> [Goal]: Repeat the listing word for word. No pictures belong in the copy.

— Start —

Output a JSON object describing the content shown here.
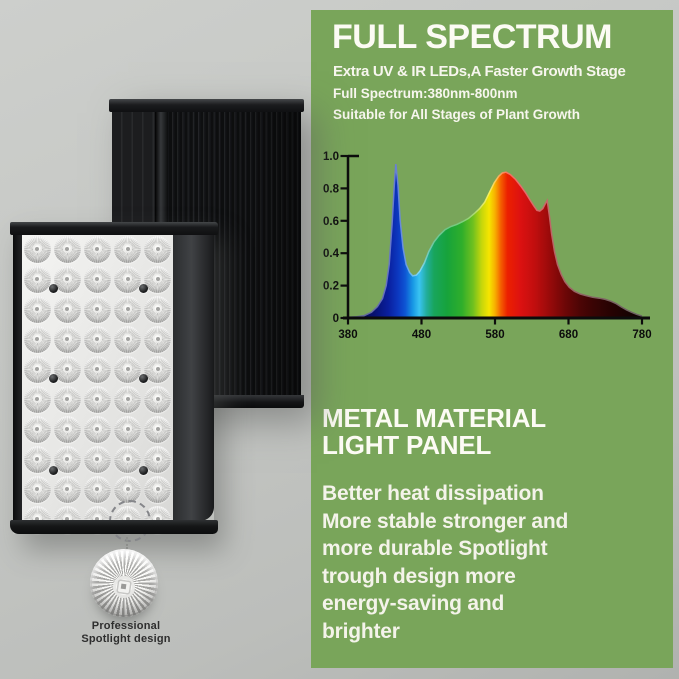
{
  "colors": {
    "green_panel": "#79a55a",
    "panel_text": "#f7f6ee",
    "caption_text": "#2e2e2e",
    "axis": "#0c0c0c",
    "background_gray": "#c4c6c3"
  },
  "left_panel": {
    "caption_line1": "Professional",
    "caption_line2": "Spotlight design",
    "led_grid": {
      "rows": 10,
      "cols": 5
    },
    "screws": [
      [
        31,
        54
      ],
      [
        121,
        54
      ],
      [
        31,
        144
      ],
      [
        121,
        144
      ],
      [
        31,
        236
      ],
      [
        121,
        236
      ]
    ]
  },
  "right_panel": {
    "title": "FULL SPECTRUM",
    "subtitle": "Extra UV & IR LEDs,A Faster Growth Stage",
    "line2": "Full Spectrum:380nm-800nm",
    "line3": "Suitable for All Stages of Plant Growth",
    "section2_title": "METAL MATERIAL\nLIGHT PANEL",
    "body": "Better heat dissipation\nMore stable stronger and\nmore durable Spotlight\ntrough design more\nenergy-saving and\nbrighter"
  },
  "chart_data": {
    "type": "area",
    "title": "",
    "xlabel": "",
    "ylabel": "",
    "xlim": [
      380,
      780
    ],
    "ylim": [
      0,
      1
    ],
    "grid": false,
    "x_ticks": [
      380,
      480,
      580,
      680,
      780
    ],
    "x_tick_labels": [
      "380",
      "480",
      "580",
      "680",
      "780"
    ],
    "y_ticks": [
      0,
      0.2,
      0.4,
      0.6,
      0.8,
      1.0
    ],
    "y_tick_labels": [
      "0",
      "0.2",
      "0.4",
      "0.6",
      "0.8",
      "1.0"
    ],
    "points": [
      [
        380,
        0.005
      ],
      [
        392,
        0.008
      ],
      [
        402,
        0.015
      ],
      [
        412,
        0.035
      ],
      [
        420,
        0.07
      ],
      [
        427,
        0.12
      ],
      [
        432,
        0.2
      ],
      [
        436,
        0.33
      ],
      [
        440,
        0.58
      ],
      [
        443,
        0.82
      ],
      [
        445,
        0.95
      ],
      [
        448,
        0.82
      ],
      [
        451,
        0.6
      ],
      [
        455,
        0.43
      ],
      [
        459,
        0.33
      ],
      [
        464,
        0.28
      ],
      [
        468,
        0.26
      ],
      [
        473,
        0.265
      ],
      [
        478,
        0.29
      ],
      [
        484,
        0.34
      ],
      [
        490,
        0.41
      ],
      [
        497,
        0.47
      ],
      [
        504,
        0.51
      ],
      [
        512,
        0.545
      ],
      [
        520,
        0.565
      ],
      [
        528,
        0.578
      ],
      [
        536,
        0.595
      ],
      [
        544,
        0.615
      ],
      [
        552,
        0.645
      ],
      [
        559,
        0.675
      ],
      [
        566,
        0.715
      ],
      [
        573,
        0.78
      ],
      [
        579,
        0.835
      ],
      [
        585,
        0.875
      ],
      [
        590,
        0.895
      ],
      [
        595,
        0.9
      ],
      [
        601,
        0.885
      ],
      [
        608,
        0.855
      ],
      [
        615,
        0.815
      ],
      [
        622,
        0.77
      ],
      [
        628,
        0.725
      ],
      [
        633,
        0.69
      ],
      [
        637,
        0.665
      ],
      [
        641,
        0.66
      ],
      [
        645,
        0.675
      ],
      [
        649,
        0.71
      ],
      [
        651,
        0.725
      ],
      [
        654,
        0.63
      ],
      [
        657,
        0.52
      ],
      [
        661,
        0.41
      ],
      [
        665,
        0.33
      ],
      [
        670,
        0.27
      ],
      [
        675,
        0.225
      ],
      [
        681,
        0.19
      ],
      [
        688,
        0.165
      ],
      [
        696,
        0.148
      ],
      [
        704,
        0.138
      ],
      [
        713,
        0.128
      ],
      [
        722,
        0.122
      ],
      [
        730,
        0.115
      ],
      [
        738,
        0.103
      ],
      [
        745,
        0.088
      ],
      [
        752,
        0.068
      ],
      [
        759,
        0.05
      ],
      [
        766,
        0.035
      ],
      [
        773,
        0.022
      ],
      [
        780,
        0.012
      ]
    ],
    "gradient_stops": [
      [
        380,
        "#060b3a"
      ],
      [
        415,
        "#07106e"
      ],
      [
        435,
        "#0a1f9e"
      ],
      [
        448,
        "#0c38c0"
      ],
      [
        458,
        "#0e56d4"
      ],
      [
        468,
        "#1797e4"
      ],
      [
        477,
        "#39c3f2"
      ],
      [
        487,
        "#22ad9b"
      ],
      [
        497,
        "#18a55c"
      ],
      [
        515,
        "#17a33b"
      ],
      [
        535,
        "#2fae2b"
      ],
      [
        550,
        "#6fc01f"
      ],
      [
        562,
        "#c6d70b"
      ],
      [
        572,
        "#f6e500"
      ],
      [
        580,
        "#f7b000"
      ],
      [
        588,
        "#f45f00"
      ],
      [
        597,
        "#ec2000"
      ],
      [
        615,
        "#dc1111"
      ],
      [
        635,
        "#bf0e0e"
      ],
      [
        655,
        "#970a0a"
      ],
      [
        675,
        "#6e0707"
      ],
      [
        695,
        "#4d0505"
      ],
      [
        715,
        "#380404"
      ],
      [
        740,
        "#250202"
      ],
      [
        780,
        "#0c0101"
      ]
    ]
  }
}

— End —

> [Response]:
Output a JSON object describing the content shown here.
{
  "colors": {
    "green_panel": "#79a55a",
    "panel_text": "#f7f6ee",
    "caption_text": "#2e2e2e",
    "axis": "#0c0c0c",
    "background_gray": "#c4c6c3"
  },
  "left_panel": {
    "caption_line1": "Professional",
    "caption_line2": "Spotlight design",
    "led_grid": {
      "rows": 10,
      "cols": 5
    },
    "screws": [
      [
        31,
        54
      ],
      [
        121,
        54
      ],
      [
        31,
        144
      ],
      [
        121,
        144
      ],
      [
        31,
        236
      ],
      [
        121,
        236
      ]
    ]
  },
  "right_panel": {
    "title": "FULL SPECTRUM",
    "subtitle": "Extra UV & IR LEDs,A Faster Growth Stage",
    "line2": "Full Spectrum:380nm-800nm",
    "line3": "Suitable for All Stages of Plant Growth",
    "section2_title": "METAL MATERIAL\nLIGHT PANEL",
    "body": "Better heat dissipation\nMore stable stronger and\nmore durable Spotlight\ntrough design more\nenergy-saving and\nbrighter"
  },
  "chart_data": {
    "type": "area",
    "title": "",
    "xlabel": "",
    "ylabel": "",
    "xlim": [
      380,
      780
    ],
    "ylim": [
      0,
      1
    ],
    "grid": false,
    "x_ticks": [
      380,
      480,
      580,
      680,
      780
    ],
    "x_tick_labels": [
      "380",
      "480",
      "580",
      "680",
      "780"
    ],
    "y_ticks": [
      0,
      0.2,
      0.4,
      0.6,
      0.8,
      1.0
    ],
    "y_tick_labels": [
      "0",
      "0.2",
      "0.4",
      "0.6",
      "0.8",
      "1.0"
    ],
    "points": [
      [
        380,
        0.005
      ],
      [
        392,
        0.008
      ],
      [
        402,
        0.015
      ],
      [
        412,
        0.035
      ],
      [
        420,
        0.07
      ],
      [
        427,
        0.12
      ],
      [
        432,
        0.2
      ],
      [
        436,
        0.33
      ],
      [
        440,
        0.58
      ],
      [
        443,
        0.82
      ],
      [
        445,
        0.95
      ],
      [
        448,
        0.82
      ],
      [
        451,
        0.6
      ],
      [
        455,
        0.43
      ],
      [
        459,
        0.33
      ],
      [
        464,
        0.28
      ],
      [
        468,
        0.26
      ],
      [
        473,
        0.265
      ],
      [
        478,
        0.29
      ],
      [
        484,
        0.34
      ],
      [
        490,
        0.41
      ],
      [
        497,
        0.47
      ],
      [
        504,
        0.51
      ],
      [
        512,
        0.545
      ],
      [
        520,
        0.565
      ],
      [
        528,
        0.578
      ],
      [
        536,
        0.595
      ],
      [
        544,
        0.615
      ],
      [
        552,
        0.645
      ],
      [
        559,
        0.675
      ],
      [
        566,
        0.715
      ],
      [
        573,
        0.78
      ],
      [
        579,
        0.835
      ],
      [
        585,
        0.875
      ],
      [
        590,
        0.895
      ],
      [
        595,
        0.9
      ],
      [
        601,
        0.885
      ],
      [
        608,
        0.855
      ],
      [
        615,
        0.815
      ],
      [
        622,
        0.77
      ],
      [
        628,
        0.725
      ],
      [
        633,
        0.69
      ],
      [
        637,
        0.665
      ],
      [
        641,
        0.66
      ],
      [
        645,
        0.675
      ],
      [
        649,
        0.71
      ],
      [
        651,
        0.725
      ],
      [
        654,
        0.63
      ],
      [
        657,
        0.52
      ],
      [
        661,
        0.41
      ],
      [
        665,
        0.33
      ],
      [
        670,
        0.27
      ],
      [
        675,
        0.225
      ],
      [
        681,
        0.19
      ],
      [
        688,
        0.165
      ],
      [
        696,
        0.148
      ],
      [
        704,
        0.138
      ],
      [
        713,
        0.128
      ],
      [
        722,
        0.122
      ],
      [
        730,
        0.115
      ],
      [
        738,
        0.103
      ],
      [
        745,
        0.088
      ],
      [
        752,
        0.068
      ],
      [
        759,
        0.05
      ],
      [
        766,
        0.035
      ],
      [
        773,
        0.022
      ],
      [
        780,
        0.012
      ]
    ],
    "gradient_stops": [
      [
        380,
        "#060b3a"
      ],
      [
        415,
        "#07106e"
      ],
      [
        435,
        "#0a1f9e"
      ],
      [
        448,
        "#0c38c0"
      ],
      [
        458,
        "#0e56d4"
      ],
      [
        468,
        "#1797e4"
      ],
      [
        477,
        "#39c3f2"
      ],
      [
        487,
        "#22ad9b"
      ],
      [
        497,
        "#18a55c"
      ],
      [
        515,
        "#17a33b"
      ],
      [
        535,
        "#2fae2b"
      ],
      [
        550,
        "#6fc01f"
      ],
      [
        562,
        "#c6d70b"
      ],
      [
        572,
        "#f6e500"
      ],
      [
        580,
        "#f7b000"
      ],
      [
        588,
        "#f45f00"
      ],
      [
        597,
        "#ec2000"
      ],
      [
        615,
        "#dc1111"
      ],
      [
        635,
        "#bf0e0e"
      ],
      [
        655,
        "#970a0a"
      ],
      [
        675,
        "#6e0707"
      ],
      [
        695,
        "#4d0505"
      ],
      [
        715,
        "#380404"
      ],
      [
        740,
        "#250202"
      ],
      [
        780,
        "#0c0101"
      ]
    ]
  }
}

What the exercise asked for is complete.